“If you model the risk and revenue of applicants, the type of browser shows up as a significant variable.”
So this is a new one. Not sure if you’ve seen it before. I just put my order in for my Nissan Leaf and received the total price for it so decided it’d be a good idea to take a look and see what auto loan rates were. I checked my credit union first and they currently are offering 3.99%. Not bad, but about a week ago Capital One had sent me an email advertising a 3.10% rate. I went to check the website using my default browser (Firefox 4 Beta 6) and noticed it was at 3.5%.
I figured it had just gone up since I received the email. I tried to use their little payment calculator but the flash based widget wouldn’t work properly in the Firefox Beta so I loaded up Safari to try and funny enough the rate offered was 2.7%. I checked in Chrome and Opera to see if it was maybe just something wrong with the Firefox beta and Chrome’s rate was 2.3% while Opera’s was 3.1%.
I’m not sure why Capital One would choose to offer Chrome users a lower rate than Firefox users, but it’s interesting nonetheless.

REQUIREMENT 1: In the post about Capital One auto loan rates, what rate appeared when the website was opened in Chrome?
REQUIREMENT 2: Continue the post about Capital One's loan rates differing by browser, starting after its final sentence.
The records that come next have no connection to the text above.

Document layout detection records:
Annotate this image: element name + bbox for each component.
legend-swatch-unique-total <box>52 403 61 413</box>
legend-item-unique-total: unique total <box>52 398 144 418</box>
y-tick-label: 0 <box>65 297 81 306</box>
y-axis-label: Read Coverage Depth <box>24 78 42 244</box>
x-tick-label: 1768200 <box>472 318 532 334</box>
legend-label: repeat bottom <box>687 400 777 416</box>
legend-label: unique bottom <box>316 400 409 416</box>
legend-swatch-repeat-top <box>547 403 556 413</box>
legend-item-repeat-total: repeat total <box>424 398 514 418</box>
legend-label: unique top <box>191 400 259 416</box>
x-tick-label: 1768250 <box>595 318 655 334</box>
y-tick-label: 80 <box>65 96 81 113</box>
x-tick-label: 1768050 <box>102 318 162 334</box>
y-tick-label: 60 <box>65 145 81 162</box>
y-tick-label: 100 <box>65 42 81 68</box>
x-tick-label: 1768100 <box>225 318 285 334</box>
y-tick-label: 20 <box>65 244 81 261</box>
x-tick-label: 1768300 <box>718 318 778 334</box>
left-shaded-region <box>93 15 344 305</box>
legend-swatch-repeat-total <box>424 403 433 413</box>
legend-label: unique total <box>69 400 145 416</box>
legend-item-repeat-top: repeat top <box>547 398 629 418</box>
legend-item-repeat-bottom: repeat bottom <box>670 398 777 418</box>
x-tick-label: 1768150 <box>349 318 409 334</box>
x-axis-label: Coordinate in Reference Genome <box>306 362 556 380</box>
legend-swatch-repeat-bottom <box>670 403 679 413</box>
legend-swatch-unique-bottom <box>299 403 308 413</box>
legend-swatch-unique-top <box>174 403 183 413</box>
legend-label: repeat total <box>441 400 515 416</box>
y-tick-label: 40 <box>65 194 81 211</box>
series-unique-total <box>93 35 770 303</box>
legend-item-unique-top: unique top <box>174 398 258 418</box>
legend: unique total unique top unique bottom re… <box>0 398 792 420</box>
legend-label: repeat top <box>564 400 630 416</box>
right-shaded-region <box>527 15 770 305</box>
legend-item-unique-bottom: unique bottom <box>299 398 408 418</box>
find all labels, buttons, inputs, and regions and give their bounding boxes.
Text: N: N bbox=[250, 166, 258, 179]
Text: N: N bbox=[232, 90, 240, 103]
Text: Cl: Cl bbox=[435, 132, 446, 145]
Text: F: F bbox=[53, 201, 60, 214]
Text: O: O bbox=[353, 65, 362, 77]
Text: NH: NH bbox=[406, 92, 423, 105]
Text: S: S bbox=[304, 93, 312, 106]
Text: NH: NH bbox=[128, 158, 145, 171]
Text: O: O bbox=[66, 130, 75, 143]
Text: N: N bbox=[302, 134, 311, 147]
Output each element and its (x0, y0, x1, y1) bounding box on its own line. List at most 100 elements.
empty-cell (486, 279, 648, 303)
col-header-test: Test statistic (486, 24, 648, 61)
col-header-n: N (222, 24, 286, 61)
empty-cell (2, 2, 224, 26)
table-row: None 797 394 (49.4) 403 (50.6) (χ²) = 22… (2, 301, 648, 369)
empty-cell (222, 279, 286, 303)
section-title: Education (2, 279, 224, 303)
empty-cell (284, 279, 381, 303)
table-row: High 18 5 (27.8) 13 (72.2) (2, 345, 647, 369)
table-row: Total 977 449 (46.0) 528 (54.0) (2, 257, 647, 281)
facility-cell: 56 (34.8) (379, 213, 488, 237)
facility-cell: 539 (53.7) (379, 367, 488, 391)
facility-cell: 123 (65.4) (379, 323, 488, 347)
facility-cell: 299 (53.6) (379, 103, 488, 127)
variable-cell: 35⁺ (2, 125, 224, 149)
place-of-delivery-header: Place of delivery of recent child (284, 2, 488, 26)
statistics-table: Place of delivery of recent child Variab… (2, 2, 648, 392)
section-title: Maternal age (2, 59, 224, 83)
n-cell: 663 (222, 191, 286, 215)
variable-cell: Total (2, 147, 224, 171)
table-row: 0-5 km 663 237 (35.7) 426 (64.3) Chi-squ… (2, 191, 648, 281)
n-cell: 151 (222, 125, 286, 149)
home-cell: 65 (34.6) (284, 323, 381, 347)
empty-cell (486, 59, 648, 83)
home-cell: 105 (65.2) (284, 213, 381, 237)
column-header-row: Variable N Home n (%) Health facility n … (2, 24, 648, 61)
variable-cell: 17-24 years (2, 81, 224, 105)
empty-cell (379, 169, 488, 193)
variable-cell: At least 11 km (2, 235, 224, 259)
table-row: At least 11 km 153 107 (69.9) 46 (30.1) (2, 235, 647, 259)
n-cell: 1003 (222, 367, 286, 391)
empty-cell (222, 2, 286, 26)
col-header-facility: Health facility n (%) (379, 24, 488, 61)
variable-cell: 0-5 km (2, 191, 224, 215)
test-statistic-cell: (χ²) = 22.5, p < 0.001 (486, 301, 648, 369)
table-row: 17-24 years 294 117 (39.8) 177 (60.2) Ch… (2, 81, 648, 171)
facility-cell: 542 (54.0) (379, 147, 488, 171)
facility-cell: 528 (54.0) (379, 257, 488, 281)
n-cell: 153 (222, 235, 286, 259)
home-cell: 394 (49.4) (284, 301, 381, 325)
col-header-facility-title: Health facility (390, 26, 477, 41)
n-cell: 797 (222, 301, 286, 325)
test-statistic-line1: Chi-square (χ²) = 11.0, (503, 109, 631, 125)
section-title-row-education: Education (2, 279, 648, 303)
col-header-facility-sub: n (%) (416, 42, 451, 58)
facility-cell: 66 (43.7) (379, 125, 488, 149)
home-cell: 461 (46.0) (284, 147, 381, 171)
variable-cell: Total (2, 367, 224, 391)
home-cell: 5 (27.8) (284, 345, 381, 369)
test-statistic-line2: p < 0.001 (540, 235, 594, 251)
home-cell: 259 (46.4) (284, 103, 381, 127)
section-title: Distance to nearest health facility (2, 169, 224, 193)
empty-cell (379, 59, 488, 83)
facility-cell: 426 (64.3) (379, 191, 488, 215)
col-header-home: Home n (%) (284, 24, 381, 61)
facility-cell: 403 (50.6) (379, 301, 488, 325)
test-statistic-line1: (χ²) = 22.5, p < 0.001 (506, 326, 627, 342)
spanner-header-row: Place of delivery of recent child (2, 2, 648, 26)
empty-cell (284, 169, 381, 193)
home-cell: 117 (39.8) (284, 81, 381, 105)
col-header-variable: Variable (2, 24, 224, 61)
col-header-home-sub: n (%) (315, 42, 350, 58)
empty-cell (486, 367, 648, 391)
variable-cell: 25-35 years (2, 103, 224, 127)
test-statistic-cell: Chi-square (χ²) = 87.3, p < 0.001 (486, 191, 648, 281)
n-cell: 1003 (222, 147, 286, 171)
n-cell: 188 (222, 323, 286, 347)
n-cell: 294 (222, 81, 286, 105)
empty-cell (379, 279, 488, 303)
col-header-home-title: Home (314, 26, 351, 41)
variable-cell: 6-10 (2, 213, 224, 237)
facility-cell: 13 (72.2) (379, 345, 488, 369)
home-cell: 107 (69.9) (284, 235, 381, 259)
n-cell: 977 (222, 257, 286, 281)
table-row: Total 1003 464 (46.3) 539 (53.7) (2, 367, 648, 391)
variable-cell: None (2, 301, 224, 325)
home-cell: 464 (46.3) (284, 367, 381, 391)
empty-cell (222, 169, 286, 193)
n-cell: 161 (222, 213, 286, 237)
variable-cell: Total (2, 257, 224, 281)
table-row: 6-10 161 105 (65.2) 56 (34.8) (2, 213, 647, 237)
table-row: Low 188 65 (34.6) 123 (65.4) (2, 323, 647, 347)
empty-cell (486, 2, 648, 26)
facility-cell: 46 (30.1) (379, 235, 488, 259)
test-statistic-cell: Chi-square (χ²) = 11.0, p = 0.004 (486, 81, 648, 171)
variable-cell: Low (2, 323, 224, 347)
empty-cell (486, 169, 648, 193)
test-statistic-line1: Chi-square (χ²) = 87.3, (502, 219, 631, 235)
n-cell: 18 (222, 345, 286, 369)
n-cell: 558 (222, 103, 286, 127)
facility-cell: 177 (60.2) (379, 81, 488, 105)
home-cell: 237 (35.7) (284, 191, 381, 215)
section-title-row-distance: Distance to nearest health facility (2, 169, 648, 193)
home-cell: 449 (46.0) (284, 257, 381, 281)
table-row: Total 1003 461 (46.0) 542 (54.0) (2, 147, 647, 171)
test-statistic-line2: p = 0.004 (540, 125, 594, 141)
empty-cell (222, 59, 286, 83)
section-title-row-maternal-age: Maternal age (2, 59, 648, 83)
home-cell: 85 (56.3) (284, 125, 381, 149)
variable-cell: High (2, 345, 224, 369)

ANSWER BOX 1: The rate shown in Chrome was 2.3%.

ANSWER BOX 2:
I read Supercrunchers a couple years ago, and CapitalOne figured prominently in its exploration of how people use large datasets to make better decisions. A couple years ago, someone told me that CapOne had ~70 terabytes of data, which is a ton of alphanumerical (i.e., non-image) data.
I find this really interesting, and not at all bothersome. Like CapOne, I’m a big believer in using data to improve your performance. And if they have modeling that supports “browser” as a significant predictor variable, good on them. If they’re wrong, and they find that as the n grows browser choice becomes a less stable variable, they’re the ones paying the price (through loan defaults) and they add more data to their pile. Great stuff.
Related: I have been using Chrome exclusively for non-work browsing since late 2009. Unfortunately, I still use IE quite a bit at work because we are a SharePoint/Cognos shop.